**Entries supplied:**
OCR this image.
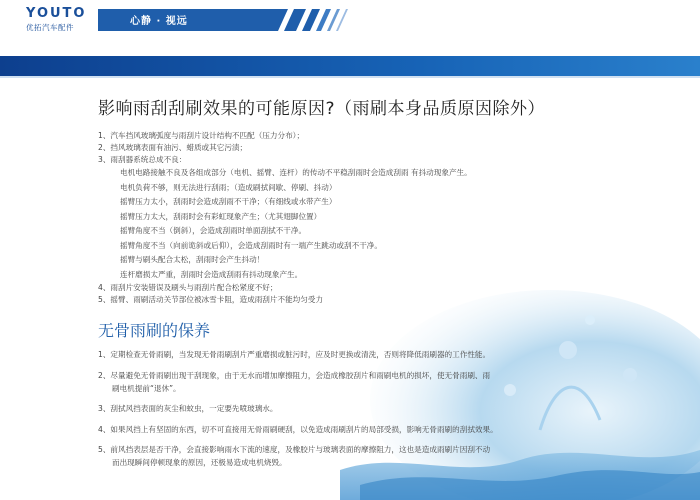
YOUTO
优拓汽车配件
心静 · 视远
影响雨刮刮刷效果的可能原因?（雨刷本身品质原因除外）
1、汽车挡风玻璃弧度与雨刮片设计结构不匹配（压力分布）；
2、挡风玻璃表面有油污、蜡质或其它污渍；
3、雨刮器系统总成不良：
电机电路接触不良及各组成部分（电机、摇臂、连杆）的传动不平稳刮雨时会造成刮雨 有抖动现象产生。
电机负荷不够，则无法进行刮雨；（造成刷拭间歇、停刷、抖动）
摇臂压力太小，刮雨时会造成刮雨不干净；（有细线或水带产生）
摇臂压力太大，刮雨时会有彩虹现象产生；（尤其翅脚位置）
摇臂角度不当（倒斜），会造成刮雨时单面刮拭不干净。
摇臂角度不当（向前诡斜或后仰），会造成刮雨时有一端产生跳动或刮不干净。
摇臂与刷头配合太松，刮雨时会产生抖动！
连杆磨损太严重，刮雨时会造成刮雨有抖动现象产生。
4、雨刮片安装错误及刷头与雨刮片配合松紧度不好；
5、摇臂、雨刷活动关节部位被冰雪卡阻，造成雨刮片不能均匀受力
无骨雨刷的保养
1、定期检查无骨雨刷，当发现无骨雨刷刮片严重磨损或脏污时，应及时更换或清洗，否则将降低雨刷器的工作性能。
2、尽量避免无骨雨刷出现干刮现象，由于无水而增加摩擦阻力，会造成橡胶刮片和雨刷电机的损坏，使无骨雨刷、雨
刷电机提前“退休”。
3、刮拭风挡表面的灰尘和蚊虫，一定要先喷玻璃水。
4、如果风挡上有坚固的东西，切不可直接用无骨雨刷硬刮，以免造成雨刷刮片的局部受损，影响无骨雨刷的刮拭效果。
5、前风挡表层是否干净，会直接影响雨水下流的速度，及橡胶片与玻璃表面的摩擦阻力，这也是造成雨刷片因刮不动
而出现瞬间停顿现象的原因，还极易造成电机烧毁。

==

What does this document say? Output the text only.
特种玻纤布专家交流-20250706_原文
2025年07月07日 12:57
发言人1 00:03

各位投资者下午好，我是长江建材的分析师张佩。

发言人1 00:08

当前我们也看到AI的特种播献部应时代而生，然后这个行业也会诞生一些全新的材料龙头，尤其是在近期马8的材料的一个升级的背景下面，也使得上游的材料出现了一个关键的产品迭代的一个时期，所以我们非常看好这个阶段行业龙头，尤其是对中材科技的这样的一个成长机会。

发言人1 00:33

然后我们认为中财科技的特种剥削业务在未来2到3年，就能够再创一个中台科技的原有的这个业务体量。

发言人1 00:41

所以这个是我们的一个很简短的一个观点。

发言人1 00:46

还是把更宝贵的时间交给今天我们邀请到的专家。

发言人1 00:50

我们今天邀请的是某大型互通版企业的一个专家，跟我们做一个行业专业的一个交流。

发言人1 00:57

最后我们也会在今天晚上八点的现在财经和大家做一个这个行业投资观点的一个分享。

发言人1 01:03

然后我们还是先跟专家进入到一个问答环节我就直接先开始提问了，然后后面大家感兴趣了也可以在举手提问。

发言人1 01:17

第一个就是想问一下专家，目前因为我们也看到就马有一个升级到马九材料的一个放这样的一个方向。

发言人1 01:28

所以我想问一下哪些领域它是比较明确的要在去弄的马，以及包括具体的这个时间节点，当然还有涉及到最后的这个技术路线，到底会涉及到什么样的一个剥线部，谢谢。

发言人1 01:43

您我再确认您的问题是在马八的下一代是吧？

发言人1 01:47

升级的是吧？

**Exercise prompt:** Check each line of the data above for the string "摇臂角度不当" and report only how many lines have it.

**Answer to the exercise:** 2